REQUIREMENTS
Scan the data beneath this task and copy each line that includes "Flux".

ENTRIES PROVIDED
##############################
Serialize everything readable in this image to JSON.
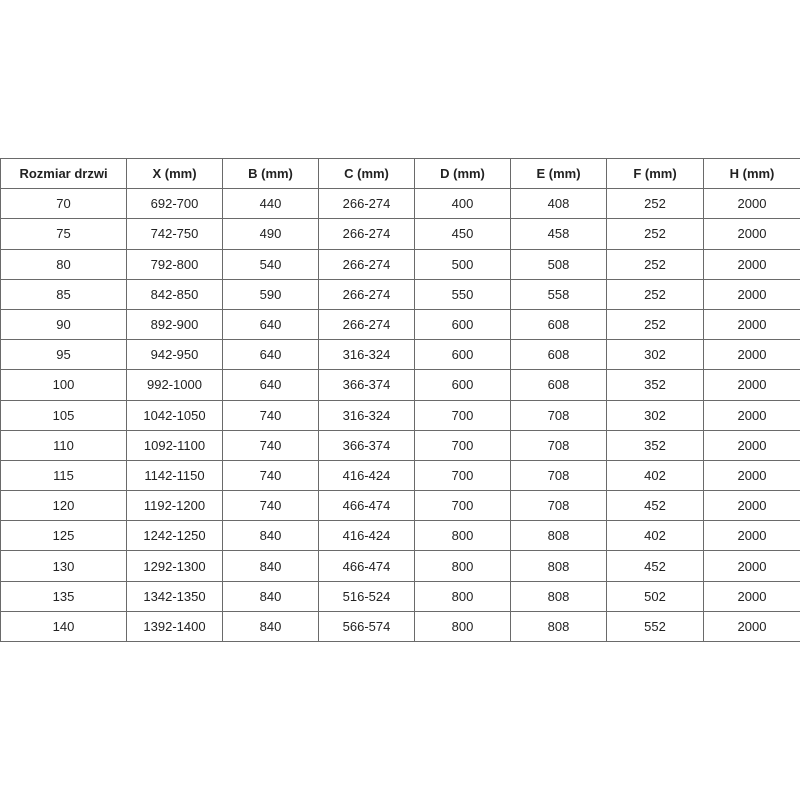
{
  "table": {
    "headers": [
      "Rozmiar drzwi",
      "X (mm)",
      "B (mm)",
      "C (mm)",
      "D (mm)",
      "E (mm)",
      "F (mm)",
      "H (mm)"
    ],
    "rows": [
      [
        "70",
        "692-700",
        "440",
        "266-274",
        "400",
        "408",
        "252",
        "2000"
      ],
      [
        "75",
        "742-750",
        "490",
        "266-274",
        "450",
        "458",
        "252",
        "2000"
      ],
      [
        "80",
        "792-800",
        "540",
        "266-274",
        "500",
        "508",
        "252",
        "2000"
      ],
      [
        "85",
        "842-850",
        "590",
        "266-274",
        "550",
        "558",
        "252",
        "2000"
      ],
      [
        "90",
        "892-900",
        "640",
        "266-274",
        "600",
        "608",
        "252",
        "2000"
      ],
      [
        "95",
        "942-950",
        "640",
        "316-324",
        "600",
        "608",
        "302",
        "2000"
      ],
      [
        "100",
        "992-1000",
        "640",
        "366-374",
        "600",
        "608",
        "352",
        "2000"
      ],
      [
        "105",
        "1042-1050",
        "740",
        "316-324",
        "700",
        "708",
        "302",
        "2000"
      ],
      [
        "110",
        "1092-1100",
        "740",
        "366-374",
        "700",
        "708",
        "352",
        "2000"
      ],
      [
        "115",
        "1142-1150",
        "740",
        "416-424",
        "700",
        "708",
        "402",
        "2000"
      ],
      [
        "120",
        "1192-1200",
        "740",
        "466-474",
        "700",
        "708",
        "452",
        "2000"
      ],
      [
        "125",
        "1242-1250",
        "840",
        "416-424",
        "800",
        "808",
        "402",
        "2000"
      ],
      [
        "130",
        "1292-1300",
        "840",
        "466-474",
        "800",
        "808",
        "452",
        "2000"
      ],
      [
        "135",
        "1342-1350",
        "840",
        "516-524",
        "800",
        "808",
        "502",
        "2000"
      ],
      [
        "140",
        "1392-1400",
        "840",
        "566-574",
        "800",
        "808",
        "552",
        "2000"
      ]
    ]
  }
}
##############################
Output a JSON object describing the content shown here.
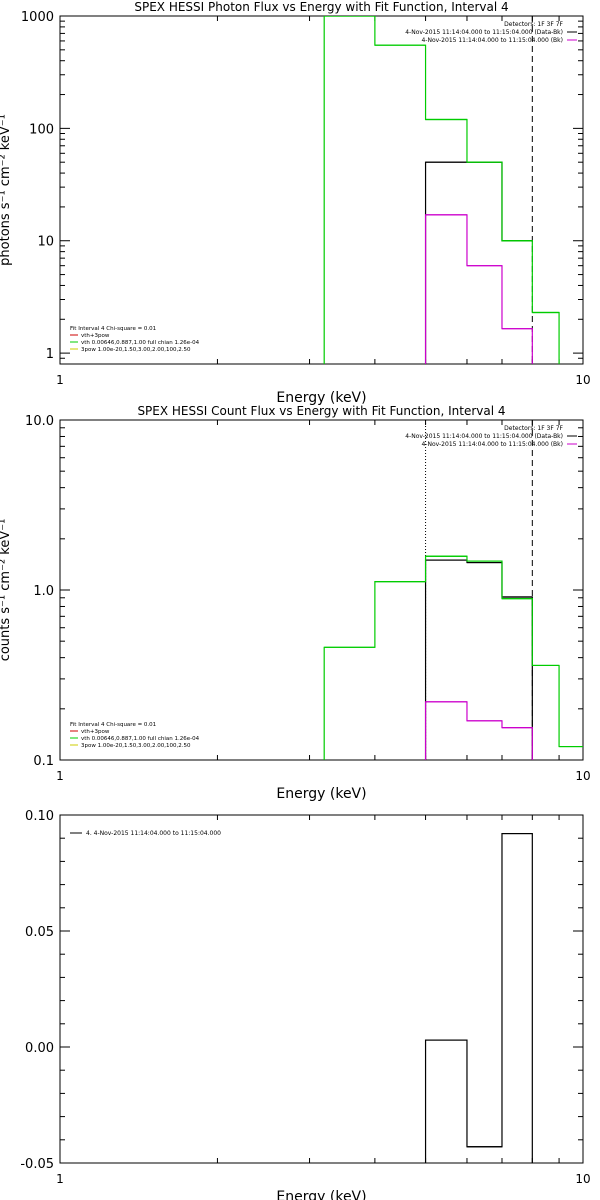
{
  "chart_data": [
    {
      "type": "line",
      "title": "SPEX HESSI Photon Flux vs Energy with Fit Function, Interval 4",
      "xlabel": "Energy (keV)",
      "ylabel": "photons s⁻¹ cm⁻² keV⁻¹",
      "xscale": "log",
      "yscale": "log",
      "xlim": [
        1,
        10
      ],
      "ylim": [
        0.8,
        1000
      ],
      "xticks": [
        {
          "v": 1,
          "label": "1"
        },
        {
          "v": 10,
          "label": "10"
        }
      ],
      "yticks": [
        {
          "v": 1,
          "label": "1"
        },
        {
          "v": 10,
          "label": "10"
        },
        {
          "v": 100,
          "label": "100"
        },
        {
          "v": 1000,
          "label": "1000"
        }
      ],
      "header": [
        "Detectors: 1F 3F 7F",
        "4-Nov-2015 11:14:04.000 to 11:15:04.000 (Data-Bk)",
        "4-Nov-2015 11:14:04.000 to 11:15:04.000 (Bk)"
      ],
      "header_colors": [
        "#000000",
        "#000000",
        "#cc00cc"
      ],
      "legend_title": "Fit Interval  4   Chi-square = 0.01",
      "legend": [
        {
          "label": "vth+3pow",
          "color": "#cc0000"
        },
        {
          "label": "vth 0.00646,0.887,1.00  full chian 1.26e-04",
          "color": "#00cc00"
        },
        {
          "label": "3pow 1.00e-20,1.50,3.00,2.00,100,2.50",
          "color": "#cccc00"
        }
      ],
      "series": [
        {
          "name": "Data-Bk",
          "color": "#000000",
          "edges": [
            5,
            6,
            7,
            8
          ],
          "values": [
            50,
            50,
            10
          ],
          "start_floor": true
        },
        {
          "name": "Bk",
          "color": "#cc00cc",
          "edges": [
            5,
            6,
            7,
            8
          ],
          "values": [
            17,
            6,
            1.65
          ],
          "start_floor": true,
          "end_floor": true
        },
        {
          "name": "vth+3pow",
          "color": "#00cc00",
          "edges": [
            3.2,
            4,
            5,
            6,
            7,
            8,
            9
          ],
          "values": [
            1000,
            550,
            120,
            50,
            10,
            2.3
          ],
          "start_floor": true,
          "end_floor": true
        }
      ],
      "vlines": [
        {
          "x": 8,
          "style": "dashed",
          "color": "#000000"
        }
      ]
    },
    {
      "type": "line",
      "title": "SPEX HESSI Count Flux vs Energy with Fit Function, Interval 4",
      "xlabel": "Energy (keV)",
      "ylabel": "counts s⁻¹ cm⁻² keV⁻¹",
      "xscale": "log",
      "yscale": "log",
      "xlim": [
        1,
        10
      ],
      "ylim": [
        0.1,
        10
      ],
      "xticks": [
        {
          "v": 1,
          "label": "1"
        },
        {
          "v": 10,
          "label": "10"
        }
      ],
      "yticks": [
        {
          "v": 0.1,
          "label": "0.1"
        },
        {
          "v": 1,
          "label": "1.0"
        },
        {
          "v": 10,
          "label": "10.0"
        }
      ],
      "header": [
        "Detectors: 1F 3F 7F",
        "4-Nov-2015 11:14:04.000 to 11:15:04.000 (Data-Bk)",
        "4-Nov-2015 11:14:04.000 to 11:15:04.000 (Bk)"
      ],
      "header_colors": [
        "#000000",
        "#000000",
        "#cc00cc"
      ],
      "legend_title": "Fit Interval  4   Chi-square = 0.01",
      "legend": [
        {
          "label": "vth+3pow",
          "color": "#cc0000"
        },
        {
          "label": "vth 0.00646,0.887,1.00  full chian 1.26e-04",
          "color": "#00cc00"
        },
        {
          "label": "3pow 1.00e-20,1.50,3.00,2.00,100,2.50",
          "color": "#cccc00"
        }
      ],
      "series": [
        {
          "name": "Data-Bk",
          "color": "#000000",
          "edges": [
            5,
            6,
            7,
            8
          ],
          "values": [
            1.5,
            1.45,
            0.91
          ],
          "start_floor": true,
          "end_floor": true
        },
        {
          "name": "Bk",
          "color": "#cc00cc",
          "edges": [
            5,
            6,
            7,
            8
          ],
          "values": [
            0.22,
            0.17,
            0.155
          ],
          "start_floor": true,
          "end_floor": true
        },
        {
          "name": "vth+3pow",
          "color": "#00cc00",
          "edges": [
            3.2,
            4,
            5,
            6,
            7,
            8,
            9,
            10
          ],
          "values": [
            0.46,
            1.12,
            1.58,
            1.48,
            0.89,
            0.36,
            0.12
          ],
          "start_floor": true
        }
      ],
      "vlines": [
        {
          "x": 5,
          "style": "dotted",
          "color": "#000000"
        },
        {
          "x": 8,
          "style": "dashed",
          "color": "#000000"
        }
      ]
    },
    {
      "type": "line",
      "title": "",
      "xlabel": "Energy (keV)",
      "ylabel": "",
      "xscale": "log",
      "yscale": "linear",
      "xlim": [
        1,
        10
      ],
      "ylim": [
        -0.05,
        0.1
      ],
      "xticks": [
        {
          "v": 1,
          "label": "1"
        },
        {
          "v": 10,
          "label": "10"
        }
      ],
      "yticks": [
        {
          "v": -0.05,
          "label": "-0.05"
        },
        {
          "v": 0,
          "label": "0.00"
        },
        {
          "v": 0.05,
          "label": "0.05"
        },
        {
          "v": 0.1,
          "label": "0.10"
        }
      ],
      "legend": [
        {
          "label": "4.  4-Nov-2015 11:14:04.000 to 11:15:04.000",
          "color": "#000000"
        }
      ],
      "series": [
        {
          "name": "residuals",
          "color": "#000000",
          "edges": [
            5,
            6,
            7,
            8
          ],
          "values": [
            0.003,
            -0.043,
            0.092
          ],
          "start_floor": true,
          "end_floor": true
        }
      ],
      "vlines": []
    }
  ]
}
##############################
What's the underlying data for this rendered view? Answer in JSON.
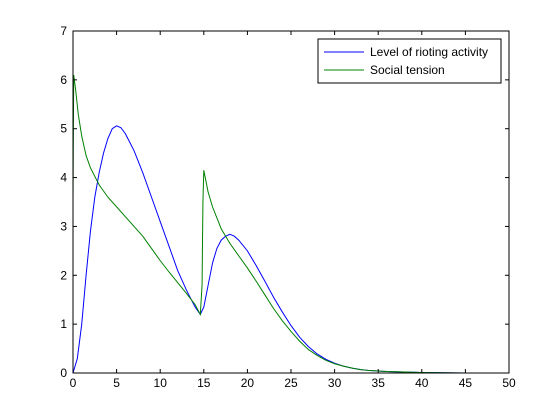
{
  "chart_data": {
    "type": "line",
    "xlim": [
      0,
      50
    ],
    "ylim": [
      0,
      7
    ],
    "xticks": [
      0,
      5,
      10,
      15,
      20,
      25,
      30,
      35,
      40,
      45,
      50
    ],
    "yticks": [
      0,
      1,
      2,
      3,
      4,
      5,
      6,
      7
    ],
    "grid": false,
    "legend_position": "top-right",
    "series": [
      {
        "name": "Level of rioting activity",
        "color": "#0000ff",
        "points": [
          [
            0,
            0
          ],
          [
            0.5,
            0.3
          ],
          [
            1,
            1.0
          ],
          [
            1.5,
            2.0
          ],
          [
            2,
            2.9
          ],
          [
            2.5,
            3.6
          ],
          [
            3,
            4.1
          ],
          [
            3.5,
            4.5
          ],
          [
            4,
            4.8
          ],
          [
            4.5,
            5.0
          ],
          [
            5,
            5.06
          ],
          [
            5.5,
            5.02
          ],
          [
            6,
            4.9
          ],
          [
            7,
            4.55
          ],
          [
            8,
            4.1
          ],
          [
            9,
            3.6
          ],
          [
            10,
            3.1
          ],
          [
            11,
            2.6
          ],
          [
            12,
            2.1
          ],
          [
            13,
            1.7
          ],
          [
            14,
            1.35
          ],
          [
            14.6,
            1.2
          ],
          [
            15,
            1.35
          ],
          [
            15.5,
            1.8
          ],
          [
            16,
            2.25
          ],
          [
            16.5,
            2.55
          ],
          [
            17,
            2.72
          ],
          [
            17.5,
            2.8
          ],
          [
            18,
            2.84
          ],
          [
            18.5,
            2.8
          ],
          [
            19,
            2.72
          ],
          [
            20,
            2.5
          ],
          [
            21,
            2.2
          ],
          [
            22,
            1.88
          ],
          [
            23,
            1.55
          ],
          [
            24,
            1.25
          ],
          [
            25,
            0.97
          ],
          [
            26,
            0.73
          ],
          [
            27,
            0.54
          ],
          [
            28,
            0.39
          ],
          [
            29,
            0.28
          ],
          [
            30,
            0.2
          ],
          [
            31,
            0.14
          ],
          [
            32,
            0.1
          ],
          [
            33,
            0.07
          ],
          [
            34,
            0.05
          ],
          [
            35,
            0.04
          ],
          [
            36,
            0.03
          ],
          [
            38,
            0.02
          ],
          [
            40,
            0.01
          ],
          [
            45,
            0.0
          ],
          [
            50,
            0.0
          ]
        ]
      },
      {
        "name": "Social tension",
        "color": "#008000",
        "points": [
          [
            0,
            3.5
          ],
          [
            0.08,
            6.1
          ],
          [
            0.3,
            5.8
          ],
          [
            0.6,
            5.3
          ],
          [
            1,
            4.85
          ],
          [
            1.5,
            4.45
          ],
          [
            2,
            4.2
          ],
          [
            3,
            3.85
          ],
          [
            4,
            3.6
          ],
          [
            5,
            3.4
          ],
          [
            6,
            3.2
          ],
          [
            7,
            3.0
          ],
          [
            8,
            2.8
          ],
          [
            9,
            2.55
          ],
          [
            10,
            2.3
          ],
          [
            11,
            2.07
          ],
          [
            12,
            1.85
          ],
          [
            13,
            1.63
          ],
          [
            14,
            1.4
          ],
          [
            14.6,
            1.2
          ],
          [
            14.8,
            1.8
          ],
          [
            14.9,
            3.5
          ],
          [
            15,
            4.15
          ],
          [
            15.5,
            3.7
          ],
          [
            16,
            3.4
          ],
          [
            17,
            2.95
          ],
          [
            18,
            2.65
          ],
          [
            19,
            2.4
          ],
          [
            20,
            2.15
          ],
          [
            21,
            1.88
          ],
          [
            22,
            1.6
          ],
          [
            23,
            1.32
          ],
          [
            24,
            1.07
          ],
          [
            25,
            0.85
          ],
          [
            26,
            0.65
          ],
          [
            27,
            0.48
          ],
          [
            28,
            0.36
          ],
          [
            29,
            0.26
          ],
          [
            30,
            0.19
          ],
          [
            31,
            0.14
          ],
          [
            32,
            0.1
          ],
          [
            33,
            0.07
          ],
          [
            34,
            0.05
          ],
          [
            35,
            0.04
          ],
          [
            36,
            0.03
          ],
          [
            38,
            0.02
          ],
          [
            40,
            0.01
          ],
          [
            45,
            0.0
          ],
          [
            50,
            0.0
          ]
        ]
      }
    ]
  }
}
##############################
RESULT OF THIS EXERCISE
      "title": "SPEX HESSI Photon Flux vs Energy with Fit Function, Interval 4",
      "title": "SPEX HESSI Count Flux vs Energy with Fit Function, Interval 4",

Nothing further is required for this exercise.